● Your instructions
Locate every line in the records below that contains the word "name", and copy each one.

## START Given records

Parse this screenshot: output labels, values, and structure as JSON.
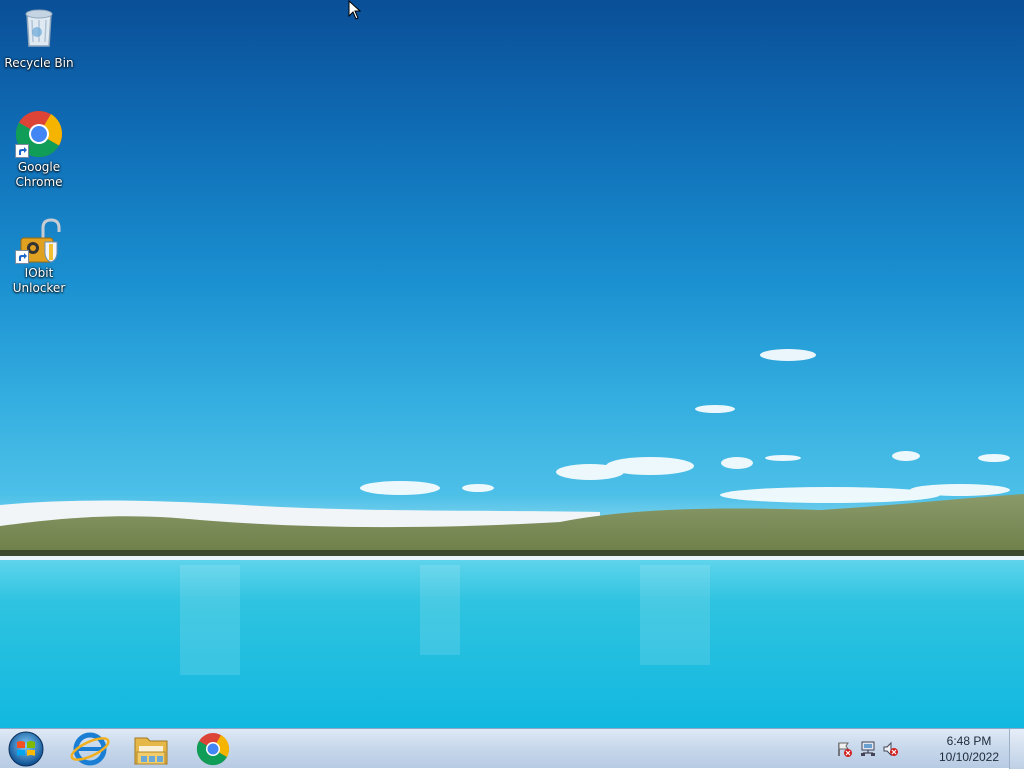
{
  "desktop": {
    "icons": [
      {
        "label": "Recycle Bin",
        "icon": "recycle-bin-icon"
      },
      {
        "label": "Google\nChrome",
        "icon": "chrome-icon"
      },
      {
        "label": "IObit\nUnlocker",
        "icon": "iobit-unlocker-icon"
      }
    ]
  },
  "taskbar": {
    "pinned": [
      {
        "name": "internet-explorer",
        "icon": "internet-explorer-icon"
      },
      {
        "name": "windows-explorer",
        "icon": "folder-icon"
      },
      {
        "name": "google-chrome",
        "icon": "chrome-icon"
      }
    ],
    "tray": {
      "icons": [
        "action-center-flag-icon",
        "network-icon",
        "volume-muted-icon"
      ],
      "time": "6:48 PM",
      "date": "10/10/2022"
    }
  },
  "colors": {
    "sky_top": "#0a4f97",
    "sky_mid": "#1a8fd0",
    "water": "#2ec3e0",
    "taskbar": "#c9d9ec"
  }
}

## END Given records

● Solution to this task
        "name": "internet-explorer",
        "name": "windows-explorer",
        "name": "google-chrome",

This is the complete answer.